> Written task
Output only the lines from the line holding "Give me a plain-text" through the close of the records, exactly as they appear, with all pictures omitted.

[Start Record excerpts]

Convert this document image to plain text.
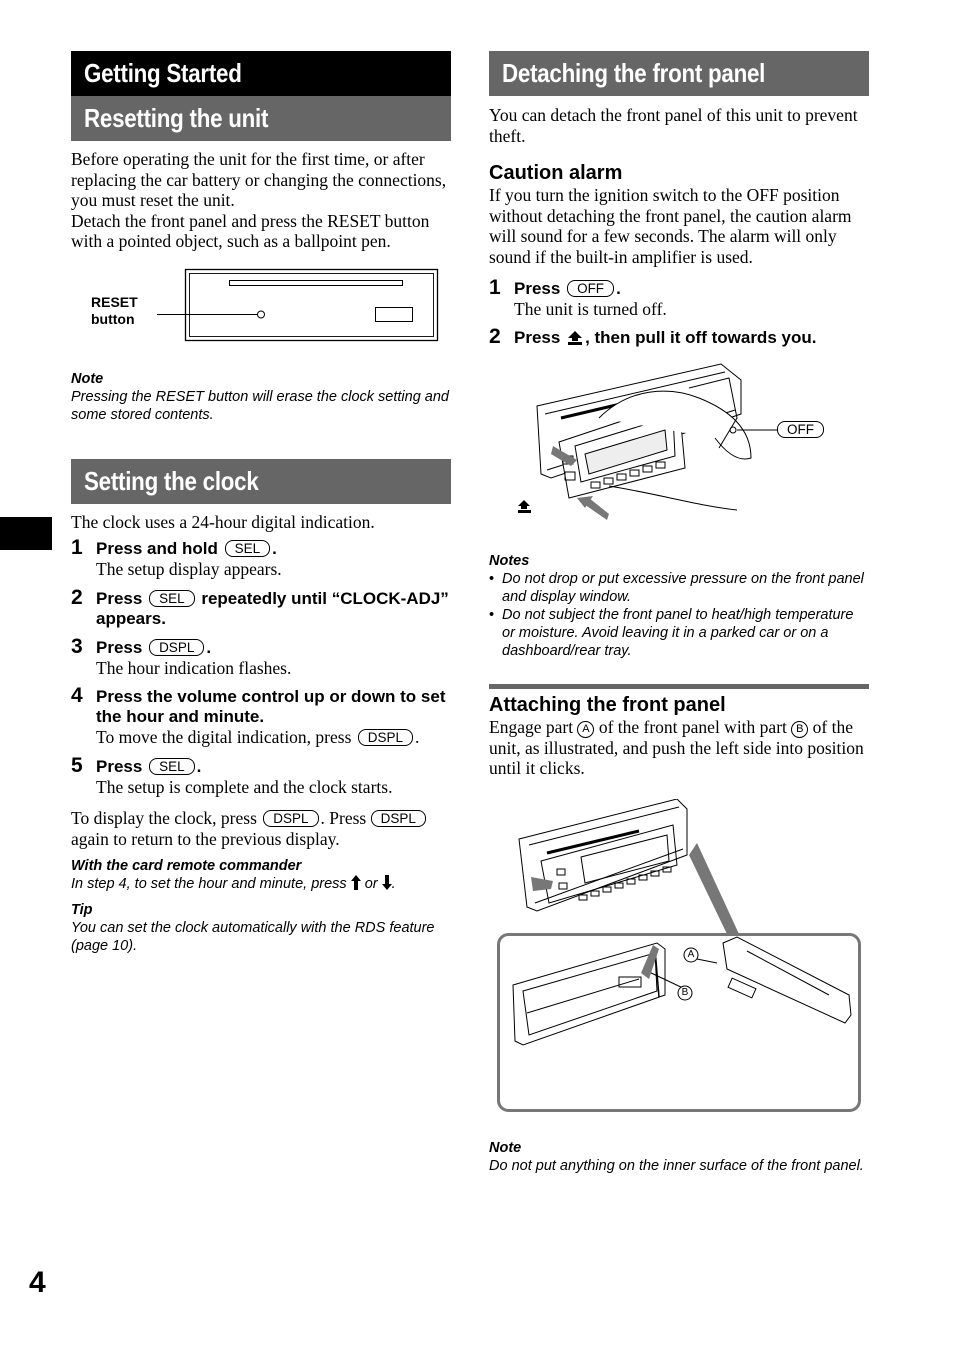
Getting Started
Resetting the unit
Before operating the unit for the first time, or after replacing the car battery or changing the connections, you must reset the unit.
Detach the front panel and press the RESET button with a pointed object, such as a ballpoint pen.
RESET
button
Note
Pressing the RESET button will erase the clock setting and some stored contents.
Setting the clock
The clock uses a 24-hour digital indication.
1 Press and hold SEL .
The setup display appears.
2 Press SEL repeatedly until “CLOCK-ADJ” appears.
3 Press DSPL .
The hour indication flashes.
4 Press the volume control up or down to set the hour and minute.
To move the digital indication, press DSPL .
5 Press SEL .
The setup is complete and the clock starts.
To display the clock, press DSPL . Press DSPL again to return to the previous display.
With the card remote commander
In step 4, to set the hour and minute, press or .
Tip
You can set the clock automatically with the RDS feature (page 10).
Detaching the front panel
You can detach the front panel of this unit to prevent theft.
Caution alarm
If you turn the ignition switch to the OFF position without detaching the front panel, the caution alarm will sound for a few seconds. The alarm will only sound if the built-in amplifier is used.
1 Press OFF .
The unit is turned off.
2 Press , then pull it off towards you.
OFF
Notes
• Do not drop or put excessive pressure on the front panel and display window.
• Do not subject the front panel to heat/high temperature or moisture. Avoid leaving it in a parked car or on a dashboard/rear tray.
Attaching the front panel
Engage part A of the front panel with part B of the unit, as illustrated, and push the left side into position until it clicks.
A
B
Note
Do not put anything on the inner surface of the front panel.
4
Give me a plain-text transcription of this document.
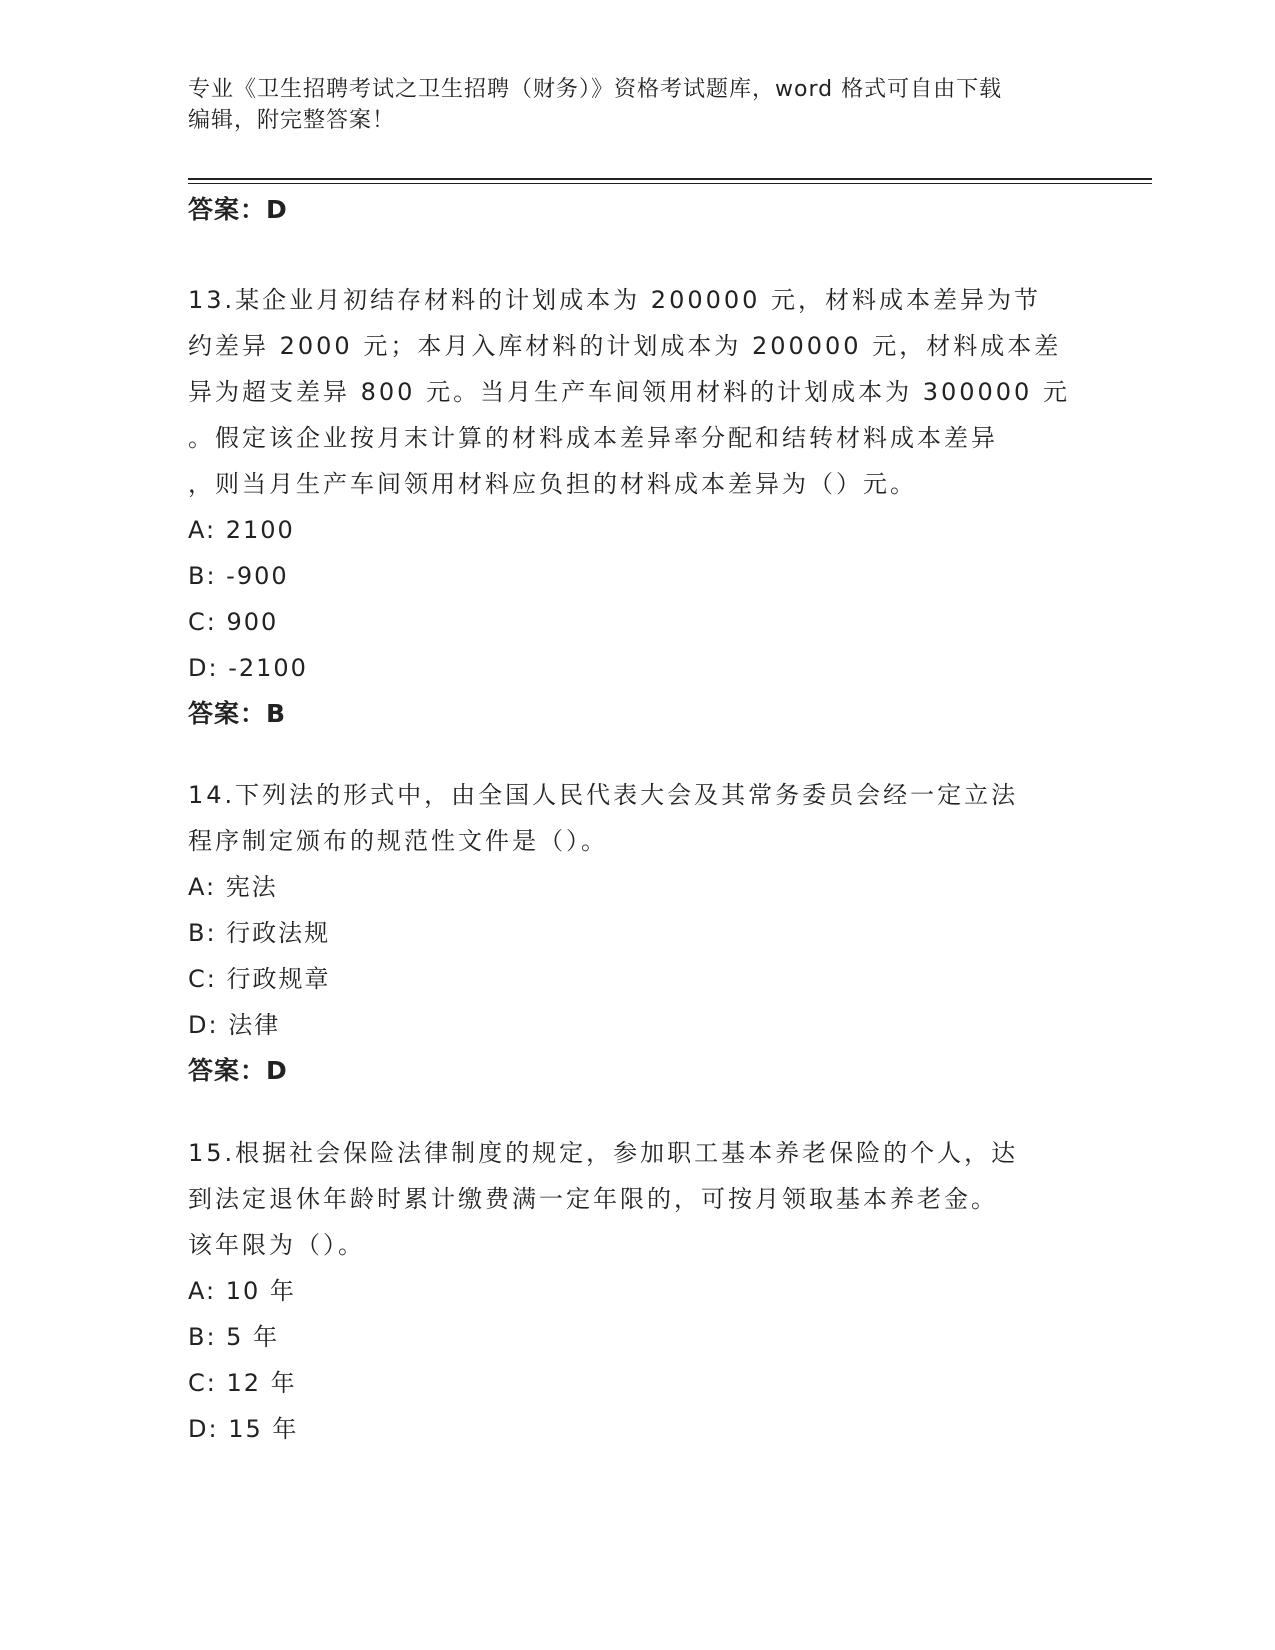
专业《卫生招聘考试之卫生招聘（财务）》资格考试题库，word 格式可自由下载
编辑，附完整答案！
答案：D
13.某企业月初结存材料的计划成本为 200000 元，材料成本差异为节
约差异 2000 元；本月入库材料的计划成本为 200000 元，材料成本差
异为超支差异 800 元。当月生产车间领用材料的计划成本为 300000 元
。假定该企业按月末计算的材料成本差异率分配和结转材料成本差异
，则当月生产车间领用材料应负担的材料成本差异为（）元。
A: 2100
B: -900
C: 900
D: -2100
答案：B
14.下列法的形式中，由全国人民代表大会及其常务委员会经一定立法
程序制定颁布的规范性文件是（）。
A: 宪法
B: 行政法规
C: 行政规章
D: 法律
答案：D
15.根据社会保险法律制度的规定，参加职工基本养老保险的个人，达
到法定退休年龄时累计缴费满一定年限的，可按月领取基本养老金。
该年限为（）。
A: 10 年
B: 5 年
C: 12 年
D: 15 年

[End Record excerpts]

> Exercise output
Give me a plain-text transcription of this document.
专业《卫生招聘考试之卫生招聘（财务）》资格考试题库，word 格式可自由下载
编辑，附完整答案！
答案：D
13.某企业月初结存材料的计划成本为 200000 元，材料成本差异为节
约差异 2000 元；本月入库材料的计划成本为 200000 元，材料成本差
异为超支差异 800 元。当月生产车间领用材料的计划成本为 300000 元
。假定该企业按月末计算的材料成本差异率分配和结转材料成本差异
，则当月生产车间领用材料应负担的材料成本差异为（）元。
A: 2100
B: -900
C: 900
D: -2100
答案：B
14.下列法的形式中，由全国人民代表大会及其常务委员会经一定立法
程序制定颁布的规范性文件是（）。
A: 宪法
B: 行政法规
C: 行政规章
D: 法律
答案：D
15.根据社会保险法律制度的规定，参加职工基本养老保险的个人，达
到法定退休年龄时累计缴费满一定年限的，可按月领取基本养老金。
该年限为（）。
A: 10 年
B: 5 年
C: 12 年
D: 15 年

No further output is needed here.